┌─ Data section
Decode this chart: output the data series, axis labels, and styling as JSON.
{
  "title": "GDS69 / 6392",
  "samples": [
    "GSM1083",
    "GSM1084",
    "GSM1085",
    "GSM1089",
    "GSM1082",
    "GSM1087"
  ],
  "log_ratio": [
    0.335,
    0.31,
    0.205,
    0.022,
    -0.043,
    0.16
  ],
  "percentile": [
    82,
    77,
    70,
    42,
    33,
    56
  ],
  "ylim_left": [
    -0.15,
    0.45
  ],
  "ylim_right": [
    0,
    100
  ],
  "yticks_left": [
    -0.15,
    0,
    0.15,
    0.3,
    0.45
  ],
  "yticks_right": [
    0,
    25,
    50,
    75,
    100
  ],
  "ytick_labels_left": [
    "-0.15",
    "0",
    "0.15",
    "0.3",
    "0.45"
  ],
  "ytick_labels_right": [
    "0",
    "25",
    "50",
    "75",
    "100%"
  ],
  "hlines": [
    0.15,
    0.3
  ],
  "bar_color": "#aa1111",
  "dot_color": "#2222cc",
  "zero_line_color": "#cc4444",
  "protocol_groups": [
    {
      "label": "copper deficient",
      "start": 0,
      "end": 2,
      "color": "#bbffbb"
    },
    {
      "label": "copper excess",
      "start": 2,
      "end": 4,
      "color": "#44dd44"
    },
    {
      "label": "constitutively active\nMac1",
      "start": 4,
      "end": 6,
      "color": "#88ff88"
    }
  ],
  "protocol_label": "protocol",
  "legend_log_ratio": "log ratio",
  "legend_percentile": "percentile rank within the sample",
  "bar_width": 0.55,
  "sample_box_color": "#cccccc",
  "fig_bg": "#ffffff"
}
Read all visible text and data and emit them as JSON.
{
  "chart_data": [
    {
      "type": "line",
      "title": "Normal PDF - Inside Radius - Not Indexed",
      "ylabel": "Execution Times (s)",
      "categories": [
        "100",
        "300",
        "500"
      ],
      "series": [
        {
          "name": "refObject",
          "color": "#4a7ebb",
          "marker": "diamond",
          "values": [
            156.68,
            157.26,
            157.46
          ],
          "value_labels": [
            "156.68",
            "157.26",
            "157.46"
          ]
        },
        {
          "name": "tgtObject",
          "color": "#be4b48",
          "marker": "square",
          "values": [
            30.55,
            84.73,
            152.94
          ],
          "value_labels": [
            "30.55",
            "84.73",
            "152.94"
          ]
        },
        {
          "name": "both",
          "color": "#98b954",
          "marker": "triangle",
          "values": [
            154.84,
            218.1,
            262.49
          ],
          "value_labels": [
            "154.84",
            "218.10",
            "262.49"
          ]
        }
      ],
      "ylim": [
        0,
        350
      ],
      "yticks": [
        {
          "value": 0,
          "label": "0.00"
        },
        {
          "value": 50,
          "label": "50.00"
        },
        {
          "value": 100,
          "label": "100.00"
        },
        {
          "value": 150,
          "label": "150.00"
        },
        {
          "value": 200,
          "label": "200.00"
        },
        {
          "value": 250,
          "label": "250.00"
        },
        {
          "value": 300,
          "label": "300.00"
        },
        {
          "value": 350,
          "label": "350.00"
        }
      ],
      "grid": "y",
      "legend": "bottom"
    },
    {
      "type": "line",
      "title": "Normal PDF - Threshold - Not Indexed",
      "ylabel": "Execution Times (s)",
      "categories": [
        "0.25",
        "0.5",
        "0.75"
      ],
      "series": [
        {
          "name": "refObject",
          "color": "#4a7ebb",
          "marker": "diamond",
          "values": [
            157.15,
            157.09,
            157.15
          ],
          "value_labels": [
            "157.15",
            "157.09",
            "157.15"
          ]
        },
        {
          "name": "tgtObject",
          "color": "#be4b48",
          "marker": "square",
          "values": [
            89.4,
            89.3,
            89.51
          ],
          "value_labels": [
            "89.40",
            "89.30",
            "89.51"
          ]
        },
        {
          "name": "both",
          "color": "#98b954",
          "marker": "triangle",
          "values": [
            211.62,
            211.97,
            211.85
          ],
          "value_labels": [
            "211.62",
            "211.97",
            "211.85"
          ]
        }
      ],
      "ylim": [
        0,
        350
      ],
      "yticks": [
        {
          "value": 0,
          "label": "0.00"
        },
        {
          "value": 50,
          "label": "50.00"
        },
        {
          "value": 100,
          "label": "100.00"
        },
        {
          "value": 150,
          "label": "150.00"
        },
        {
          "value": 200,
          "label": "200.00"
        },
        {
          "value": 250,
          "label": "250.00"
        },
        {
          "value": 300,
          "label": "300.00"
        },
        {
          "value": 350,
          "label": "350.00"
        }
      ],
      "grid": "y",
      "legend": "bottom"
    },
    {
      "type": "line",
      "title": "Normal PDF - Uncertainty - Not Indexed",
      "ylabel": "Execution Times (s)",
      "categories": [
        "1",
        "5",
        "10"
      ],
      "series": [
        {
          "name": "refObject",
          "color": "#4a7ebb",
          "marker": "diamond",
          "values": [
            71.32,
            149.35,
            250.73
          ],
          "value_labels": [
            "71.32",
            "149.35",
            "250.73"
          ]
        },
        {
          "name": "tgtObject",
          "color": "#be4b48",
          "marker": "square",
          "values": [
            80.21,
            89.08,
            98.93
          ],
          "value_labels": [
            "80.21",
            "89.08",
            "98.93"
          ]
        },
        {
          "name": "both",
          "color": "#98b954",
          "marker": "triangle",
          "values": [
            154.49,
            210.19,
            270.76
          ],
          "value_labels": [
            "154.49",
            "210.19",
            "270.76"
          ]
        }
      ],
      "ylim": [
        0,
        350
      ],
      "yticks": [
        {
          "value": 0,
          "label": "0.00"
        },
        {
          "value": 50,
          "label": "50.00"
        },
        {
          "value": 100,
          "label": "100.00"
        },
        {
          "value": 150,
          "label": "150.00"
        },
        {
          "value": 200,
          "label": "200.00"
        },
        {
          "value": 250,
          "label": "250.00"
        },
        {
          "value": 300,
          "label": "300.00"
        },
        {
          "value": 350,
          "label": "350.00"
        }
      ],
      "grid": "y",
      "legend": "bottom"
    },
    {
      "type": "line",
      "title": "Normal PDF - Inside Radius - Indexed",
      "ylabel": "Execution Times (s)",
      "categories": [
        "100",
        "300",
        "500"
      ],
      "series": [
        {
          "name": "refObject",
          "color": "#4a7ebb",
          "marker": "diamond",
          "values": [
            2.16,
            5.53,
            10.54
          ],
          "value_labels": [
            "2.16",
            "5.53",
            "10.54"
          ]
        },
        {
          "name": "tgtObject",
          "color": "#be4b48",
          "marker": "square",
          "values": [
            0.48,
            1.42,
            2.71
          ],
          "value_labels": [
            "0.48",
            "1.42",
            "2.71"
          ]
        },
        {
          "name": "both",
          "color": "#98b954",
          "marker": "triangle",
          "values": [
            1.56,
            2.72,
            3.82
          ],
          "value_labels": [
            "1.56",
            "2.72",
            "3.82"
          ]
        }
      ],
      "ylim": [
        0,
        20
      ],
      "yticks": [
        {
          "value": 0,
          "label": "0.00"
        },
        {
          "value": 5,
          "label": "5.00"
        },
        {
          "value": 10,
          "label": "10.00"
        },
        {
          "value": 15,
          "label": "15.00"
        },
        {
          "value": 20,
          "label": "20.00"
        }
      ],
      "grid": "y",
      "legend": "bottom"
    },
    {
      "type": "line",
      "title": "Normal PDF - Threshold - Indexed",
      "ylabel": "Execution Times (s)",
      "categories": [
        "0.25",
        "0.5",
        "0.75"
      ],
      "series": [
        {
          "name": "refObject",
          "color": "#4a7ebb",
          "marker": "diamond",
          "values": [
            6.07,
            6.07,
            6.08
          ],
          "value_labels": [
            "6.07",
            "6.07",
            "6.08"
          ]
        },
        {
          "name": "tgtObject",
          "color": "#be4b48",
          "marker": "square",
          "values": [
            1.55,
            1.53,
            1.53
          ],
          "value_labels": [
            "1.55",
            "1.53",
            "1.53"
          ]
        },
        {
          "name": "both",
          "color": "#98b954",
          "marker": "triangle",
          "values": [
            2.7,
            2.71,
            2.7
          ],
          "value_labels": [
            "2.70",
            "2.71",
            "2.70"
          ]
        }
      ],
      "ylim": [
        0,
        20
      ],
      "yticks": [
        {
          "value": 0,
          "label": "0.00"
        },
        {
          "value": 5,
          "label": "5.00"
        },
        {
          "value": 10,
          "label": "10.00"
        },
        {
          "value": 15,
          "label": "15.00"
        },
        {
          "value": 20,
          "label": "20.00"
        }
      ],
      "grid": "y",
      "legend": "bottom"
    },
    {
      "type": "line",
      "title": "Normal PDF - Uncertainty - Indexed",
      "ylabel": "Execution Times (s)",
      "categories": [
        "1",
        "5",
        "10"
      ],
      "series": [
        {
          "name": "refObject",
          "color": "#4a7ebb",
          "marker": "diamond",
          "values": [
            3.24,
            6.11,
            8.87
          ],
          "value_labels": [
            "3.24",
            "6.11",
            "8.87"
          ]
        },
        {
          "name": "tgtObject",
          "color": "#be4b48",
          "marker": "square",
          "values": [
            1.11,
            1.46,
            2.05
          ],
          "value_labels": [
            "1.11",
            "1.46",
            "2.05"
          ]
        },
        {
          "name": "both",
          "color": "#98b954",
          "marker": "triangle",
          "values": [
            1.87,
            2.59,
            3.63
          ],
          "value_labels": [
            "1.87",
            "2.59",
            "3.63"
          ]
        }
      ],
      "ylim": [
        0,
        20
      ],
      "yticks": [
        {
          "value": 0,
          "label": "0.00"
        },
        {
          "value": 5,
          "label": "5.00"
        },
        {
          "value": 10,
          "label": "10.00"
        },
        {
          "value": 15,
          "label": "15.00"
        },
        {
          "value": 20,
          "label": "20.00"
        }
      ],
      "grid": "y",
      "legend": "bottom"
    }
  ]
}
└─
**What needs to be done:** Which lines hold the word "Indexed"? Return all of them from the records above.

**Task result:**
      "title": "Normal PDF - Inside Radius - Not Indexed",
      "title": "Normal PDF - Threshold - Not Indexed",
      "title": "Normal PDF - Uncertainty - Not Indexed",
      "title": "Normal PDF - Inside Radius - Indexed",
      "title": "Normal PDF - Threshold - Indexed",
      "title": "Normal PDF - Uncertainty - Indexed",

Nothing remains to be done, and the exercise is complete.